▶ **Given records**
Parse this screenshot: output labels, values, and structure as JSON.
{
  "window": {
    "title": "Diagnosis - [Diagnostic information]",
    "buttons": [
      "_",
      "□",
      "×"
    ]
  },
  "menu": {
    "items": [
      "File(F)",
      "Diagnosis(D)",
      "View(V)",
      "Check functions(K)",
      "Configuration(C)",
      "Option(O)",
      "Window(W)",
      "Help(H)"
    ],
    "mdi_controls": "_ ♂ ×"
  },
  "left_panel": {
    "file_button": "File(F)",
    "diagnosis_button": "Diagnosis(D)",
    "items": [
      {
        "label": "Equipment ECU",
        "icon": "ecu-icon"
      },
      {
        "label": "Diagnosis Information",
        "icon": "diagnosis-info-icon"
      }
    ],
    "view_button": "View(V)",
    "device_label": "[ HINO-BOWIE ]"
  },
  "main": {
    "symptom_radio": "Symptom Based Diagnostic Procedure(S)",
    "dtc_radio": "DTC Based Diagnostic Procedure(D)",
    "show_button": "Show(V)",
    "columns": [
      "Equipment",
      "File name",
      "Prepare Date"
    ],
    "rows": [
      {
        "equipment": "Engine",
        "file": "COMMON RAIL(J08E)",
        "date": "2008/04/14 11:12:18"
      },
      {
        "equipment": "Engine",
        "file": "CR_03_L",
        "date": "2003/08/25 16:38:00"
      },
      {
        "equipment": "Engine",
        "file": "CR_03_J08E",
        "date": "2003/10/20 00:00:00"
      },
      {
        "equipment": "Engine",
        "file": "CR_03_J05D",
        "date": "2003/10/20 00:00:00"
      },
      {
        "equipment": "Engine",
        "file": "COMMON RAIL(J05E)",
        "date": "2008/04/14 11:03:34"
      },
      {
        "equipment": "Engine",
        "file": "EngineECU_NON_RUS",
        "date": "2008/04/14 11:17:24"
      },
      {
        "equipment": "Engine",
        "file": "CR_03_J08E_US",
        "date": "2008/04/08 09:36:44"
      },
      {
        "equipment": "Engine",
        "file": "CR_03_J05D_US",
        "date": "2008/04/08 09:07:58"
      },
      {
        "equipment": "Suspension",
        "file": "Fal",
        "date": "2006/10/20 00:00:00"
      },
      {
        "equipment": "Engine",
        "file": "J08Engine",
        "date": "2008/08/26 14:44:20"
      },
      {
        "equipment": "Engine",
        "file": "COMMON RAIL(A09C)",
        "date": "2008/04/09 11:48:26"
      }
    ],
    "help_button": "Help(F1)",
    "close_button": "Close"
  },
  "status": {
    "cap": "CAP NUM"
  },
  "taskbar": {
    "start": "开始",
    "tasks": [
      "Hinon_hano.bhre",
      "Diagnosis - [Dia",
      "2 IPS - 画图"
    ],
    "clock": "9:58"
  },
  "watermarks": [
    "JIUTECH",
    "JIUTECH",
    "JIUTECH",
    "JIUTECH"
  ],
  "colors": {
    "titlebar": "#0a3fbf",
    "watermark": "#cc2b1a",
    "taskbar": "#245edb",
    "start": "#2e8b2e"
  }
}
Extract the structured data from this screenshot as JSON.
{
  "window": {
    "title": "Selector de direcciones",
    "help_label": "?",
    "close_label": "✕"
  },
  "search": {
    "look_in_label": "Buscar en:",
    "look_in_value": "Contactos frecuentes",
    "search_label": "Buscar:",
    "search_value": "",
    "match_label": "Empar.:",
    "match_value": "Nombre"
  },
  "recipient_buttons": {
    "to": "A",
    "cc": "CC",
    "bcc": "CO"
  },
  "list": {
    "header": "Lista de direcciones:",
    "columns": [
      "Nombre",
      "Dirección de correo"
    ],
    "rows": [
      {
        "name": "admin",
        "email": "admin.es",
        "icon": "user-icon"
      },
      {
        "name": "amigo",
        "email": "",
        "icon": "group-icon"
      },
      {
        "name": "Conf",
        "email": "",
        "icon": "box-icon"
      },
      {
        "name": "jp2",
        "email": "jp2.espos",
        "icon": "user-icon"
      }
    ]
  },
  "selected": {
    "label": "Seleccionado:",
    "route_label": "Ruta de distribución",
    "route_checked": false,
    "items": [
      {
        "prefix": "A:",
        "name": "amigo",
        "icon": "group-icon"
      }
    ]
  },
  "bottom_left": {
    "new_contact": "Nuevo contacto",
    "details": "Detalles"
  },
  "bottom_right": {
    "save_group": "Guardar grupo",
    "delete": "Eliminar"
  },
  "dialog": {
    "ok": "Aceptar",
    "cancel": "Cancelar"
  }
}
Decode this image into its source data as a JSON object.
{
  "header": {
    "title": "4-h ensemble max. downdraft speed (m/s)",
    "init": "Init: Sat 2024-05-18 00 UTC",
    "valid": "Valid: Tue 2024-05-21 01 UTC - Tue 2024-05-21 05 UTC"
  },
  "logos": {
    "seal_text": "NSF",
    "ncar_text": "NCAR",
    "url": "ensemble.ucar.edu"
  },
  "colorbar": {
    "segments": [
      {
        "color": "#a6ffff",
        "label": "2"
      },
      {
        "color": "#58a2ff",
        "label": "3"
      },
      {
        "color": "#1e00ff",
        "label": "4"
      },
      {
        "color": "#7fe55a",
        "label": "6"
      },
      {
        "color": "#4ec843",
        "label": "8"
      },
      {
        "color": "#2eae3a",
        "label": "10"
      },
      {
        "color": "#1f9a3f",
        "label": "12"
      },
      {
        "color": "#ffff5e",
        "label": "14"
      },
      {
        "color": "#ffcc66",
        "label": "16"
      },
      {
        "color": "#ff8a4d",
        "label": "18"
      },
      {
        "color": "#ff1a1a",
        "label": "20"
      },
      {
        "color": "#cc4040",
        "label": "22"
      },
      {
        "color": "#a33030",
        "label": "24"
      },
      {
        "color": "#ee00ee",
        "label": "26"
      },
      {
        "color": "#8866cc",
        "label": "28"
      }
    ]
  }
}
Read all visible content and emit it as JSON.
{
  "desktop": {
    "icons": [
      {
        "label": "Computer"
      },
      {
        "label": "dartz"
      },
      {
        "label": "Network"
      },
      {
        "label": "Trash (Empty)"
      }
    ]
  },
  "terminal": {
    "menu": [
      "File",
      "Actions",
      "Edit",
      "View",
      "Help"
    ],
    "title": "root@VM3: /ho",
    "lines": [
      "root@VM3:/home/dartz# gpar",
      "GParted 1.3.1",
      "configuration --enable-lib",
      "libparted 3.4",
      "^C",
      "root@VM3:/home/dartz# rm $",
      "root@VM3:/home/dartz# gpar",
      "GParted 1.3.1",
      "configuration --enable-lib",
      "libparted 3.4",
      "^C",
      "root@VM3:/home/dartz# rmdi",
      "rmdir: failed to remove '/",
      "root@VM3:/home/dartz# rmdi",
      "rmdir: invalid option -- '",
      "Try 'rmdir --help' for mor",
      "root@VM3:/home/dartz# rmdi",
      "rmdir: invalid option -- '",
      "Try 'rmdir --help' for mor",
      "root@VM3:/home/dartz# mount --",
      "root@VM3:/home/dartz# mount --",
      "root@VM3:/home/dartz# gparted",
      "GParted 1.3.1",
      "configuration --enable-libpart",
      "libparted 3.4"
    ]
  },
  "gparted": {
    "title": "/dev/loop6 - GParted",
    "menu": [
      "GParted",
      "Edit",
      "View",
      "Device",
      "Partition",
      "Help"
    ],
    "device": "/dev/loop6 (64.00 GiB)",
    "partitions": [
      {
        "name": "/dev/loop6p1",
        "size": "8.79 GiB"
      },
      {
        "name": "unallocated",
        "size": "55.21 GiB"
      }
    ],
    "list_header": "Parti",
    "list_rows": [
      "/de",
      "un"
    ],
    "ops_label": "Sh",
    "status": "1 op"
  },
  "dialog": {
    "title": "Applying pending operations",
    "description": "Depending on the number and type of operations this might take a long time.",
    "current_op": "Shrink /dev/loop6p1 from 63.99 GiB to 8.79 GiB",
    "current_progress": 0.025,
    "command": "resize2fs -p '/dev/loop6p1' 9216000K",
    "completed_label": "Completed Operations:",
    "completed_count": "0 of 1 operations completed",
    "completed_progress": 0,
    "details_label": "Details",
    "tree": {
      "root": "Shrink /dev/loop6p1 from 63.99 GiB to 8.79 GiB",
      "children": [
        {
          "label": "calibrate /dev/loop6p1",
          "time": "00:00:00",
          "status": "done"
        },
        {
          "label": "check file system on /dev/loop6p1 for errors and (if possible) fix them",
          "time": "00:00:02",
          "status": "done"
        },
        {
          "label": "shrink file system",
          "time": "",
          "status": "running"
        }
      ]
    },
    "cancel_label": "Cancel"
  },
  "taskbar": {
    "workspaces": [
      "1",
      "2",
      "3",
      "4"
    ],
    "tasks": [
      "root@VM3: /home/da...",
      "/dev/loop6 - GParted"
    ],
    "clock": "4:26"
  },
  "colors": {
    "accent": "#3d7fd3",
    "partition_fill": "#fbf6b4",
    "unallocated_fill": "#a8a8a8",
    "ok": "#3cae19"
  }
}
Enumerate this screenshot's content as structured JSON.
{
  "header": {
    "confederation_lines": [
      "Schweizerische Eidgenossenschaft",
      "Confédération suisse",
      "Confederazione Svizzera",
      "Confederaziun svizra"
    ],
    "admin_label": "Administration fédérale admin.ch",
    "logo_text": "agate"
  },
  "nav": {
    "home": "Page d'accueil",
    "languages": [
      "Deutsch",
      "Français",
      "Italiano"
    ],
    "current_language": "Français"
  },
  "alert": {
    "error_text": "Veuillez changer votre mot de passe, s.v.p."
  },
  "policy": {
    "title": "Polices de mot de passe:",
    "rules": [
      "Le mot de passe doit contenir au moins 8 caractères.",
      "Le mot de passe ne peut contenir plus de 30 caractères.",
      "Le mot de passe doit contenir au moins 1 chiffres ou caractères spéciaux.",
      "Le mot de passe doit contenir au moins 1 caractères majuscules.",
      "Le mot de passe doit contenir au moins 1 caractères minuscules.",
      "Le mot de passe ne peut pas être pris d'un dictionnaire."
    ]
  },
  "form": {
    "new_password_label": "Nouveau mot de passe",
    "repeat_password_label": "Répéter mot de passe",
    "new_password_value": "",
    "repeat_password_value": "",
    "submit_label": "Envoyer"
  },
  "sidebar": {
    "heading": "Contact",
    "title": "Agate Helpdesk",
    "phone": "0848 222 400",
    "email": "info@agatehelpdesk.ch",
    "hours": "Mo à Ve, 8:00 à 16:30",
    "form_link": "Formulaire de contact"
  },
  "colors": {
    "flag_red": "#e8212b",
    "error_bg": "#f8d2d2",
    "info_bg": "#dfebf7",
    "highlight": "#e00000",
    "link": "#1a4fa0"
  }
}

▶ **Problem to solve**
Review the preceding data and report every line that includes the string "name".

▶ **Solution to the exercise**
      "File name",
        "name": "admin",
        "name": "amigo",
        "name": "Conf",
        "name": "jp2",
        "name": "amigo",
        "name": "/dev/loop6p1",
        "name": "unallocated",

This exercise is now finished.